Across the entries below, how many lines contain the string "desc"? Give only the count.

** Input records **
Begin
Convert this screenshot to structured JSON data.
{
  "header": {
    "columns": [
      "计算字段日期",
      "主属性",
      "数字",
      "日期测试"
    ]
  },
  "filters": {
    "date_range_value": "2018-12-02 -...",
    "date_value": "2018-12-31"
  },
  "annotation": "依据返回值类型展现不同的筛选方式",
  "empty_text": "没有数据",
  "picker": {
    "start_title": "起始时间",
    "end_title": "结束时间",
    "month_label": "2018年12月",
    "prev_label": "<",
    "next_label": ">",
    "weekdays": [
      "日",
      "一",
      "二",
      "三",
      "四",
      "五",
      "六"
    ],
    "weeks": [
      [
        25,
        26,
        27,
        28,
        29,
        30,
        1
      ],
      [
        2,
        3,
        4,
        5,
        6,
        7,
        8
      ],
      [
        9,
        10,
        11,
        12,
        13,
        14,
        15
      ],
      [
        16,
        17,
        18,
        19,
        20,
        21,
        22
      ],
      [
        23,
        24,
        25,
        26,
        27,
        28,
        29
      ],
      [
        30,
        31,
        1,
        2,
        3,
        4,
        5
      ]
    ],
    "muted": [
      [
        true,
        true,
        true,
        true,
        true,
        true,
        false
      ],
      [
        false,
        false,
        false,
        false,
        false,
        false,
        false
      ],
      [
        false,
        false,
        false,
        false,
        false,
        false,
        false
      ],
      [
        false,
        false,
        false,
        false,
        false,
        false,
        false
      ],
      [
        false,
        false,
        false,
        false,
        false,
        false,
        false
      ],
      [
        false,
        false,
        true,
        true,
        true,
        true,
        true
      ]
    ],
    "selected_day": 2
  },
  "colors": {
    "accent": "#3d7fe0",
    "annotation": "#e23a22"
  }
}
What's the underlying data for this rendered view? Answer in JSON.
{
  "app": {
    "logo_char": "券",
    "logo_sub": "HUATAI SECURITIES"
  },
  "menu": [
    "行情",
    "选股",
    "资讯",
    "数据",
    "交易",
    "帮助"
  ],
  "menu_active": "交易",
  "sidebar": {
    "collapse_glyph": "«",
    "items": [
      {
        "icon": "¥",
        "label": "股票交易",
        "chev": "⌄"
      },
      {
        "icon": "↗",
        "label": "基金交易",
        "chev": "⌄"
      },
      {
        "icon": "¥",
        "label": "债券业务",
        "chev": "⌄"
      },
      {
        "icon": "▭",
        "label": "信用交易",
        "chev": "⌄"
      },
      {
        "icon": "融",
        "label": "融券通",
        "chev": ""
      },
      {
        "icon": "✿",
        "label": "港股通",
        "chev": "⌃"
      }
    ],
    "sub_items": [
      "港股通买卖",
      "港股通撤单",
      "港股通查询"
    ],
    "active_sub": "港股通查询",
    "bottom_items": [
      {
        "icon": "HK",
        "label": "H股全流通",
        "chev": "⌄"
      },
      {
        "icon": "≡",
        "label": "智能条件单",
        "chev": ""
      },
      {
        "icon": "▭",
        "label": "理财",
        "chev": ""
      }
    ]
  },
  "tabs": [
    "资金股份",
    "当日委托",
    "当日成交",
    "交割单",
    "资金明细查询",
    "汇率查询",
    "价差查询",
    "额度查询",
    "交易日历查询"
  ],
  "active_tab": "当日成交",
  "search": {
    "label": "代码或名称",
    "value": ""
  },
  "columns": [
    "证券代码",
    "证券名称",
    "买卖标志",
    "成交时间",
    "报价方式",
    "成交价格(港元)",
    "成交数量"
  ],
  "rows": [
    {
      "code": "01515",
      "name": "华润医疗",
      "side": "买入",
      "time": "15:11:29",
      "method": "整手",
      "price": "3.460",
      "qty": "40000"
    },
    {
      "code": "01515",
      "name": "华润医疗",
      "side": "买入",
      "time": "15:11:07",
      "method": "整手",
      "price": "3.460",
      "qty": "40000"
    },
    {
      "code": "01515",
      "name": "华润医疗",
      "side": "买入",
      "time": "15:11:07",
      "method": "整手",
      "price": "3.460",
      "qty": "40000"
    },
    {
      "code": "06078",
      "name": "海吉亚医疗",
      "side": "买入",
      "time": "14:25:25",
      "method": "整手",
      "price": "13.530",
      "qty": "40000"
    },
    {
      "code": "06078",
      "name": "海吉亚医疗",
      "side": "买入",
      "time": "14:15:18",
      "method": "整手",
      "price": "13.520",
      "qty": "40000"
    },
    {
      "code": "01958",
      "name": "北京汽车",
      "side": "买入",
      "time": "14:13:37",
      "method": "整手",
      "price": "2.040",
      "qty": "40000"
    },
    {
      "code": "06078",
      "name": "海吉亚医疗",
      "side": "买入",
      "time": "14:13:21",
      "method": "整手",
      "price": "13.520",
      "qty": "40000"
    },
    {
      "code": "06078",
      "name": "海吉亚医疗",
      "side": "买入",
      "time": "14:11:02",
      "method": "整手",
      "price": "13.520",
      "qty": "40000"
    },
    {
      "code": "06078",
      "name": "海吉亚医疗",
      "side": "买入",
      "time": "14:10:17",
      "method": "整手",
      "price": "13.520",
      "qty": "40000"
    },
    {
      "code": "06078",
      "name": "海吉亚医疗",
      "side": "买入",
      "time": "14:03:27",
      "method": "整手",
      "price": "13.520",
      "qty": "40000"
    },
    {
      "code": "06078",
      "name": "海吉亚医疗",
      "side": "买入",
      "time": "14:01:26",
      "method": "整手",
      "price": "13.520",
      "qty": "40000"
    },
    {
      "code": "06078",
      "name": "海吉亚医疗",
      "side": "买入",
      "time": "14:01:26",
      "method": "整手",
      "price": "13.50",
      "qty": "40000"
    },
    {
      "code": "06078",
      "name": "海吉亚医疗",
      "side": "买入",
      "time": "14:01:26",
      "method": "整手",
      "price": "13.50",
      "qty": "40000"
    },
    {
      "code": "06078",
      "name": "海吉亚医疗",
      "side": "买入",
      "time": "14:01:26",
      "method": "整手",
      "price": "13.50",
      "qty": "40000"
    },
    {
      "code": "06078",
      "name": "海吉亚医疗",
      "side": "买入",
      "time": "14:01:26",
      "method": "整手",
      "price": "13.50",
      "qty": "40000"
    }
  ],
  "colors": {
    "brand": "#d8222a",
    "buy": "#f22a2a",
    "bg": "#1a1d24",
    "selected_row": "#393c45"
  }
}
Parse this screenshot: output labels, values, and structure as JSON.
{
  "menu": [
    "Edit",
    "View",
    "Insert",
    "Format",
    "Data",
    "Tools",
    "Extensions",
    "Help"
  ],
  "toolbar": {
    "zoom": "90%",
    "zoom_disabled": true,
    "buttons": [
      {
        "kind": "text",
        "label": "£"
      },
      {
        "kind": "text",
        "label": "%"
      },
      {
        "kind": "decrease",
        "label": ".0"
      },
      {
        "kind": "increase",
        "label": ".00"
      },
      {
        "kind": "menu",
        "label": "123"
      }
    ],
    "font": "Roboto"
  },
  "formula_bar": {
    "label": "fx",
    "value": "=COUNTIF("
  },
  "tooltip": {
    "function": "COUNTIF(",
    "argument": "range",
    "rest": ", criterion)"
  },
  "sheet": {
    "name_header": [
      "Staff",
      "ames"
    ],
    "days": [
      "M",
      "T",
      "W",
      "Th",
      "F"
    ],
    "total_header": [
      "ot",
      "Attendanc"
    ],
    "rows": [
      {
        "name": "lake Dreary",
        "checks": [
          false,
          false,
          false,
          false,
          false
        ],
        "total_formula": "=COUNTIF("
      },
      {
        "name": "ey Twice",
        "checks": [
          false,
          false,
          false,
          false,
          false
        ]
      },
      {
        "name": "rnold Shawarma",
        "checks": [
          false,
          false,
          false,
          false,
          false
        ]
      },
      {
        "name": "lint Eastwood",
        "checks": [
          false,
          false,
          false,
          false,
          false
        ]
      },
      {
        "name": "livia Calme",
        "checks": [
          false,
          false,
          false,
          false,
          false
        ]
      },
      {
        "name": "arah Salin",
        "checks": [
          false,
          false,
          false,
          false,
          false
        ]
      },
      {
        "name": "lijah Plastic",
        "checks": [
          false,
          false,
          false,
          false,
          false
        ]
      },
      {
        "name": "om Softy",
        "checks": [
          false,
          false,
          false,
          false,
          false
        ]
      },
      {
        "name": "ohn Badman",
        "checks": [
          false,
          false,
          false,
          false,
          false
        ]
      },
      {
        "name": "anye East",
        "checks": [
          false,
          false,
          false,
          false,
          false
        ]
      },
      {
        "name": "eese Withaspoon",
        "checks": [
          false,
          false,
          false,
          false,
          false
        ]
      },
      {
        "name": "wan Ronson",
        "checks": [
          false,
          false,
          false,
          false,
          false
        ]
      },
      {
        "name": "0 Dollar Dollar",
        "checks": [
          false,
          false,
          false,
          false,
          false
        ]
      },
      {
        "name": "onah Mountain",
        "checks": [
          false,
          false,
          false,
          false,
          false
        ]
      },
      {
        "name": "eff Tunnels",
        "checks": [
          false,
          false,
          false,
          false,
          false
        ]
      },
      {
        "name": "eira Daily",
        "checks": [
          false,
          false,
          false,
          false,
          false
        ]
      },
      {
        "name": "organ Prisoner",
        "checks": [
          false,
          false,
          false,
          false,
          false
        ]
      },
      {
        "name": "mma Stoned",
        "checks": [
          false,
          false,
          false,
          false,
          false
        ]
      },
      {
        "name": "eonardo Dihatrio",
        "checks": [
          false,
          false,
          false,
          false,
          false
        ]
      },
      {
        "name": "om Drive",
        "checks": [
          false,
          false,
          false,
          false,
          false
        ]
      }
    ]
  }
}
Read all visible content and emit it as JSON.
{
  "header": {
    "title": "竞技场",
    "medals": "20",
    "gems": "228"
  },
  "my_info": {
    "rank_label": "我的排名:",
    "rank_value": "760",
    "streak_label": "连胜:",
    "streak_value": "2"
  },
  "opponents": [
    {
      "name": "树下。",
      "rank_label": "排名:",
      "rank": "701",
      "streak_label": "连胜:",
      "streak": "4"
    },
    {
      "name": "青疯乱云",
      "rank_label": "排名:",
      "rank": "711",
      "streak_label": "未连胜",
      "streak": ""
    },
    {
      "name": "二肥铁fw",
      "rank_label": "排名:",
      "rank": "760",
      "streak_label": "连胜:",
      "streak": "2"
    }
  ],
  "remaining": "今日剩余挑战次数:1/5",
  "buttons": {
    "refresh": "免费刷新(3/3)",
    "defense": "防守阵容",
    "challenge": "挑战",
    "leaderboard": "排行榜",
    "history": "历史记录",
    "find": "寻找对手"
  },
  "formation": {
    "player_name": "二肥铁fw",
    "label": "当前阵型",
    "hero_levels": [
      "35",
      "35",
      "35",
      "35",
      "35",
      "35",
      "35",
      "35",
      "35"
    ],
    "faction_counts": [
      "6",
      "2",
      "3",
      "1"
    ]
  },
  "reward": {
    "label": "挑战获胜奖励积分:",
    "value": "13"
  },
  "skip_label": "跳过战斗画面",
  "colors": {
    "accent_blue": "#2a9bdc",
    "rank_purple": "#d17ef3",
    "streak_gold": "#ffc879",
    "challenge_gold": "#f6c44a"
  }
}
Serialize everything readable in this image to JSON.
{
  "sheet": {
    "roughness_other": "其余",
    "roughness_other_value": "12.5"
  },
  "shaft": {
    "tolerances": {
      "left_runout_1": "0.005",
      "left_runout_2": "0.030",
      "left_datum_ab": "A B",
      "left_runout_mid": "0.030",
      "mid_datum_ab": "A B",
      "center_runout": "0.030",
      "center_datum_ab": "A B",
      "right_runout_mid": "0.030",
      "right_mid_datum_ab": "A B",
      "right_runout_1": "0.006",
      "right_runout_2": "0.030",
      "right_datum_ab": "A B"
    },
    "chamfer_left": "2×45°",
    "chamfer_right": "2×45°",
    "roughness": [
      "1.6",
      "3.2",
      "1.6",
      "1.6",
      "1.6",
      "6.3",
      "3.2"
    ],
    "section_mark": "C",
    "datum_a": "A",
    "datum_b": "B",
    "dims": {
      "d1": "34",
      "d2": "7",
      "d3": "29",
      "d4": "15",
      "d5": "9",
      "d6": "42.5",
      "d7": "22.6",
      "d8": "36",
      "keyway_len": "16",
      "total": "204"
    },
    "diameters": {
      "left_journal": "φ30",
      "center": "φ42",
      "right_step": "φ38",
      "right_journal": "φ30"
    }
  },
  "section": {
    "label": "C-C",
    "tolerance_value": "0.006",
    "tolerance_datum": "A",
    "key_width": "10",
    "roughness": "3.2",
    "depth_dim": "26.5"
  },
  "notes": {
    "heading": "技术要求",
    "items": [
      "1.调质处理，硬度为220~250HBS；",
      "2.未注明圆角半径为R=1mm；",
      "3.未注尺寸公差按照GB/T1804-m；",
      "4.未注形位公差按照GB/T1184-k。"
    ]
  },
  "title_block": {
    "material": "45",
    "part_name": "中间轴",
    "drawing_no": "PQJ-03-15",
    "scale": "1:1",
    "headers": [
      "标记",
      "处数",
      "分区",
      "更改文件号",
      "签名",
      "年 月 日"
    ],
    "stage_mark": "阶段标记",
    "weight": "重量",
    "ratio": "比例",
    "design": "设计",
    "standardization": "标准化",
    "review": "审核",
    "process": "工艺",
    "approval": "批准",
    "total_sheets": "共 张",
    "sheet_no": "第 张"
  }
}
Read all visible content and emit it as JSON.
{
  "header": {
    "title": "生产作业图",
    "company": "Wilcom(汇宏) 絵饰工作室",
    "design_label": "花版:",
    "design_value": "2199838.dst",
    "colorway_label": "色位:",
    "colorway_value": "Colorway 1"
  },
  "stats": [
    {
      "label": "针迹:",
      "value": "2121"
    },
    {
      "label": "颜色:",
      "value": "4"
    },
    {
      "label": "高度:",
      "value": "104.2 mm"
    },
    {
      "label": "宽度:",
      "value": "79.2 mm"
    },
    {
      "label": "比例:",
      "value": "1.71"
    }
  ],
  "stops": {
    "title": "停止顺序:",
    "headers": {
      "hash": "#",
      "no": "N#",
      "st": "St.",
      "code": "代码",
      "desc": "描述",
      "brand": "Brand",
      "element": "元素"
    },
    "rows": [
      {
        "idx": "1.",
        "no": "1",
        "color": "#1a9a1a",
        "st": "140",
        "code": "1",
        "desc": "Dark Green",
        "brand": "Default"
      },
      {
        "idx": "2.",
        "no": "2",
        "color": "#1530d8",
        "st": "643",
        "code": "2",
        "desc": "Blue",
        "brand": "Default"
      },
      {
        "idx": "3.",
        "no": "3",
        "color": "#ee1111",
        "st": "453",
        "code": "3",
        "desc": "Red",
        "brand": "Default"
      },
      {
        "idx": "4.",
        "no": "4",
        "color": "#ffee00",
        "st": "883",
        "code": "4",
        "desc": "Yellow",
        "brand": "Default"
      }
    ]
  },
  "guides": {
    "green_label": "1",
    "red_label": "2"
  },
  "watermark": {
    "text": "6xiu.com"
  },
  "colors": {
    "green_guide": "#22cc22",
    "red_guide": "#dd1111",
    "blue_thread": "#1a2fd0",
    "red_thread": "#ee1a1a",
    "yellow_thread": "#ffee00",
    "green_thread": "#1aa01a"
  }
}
End
** Solution to this exercise **
5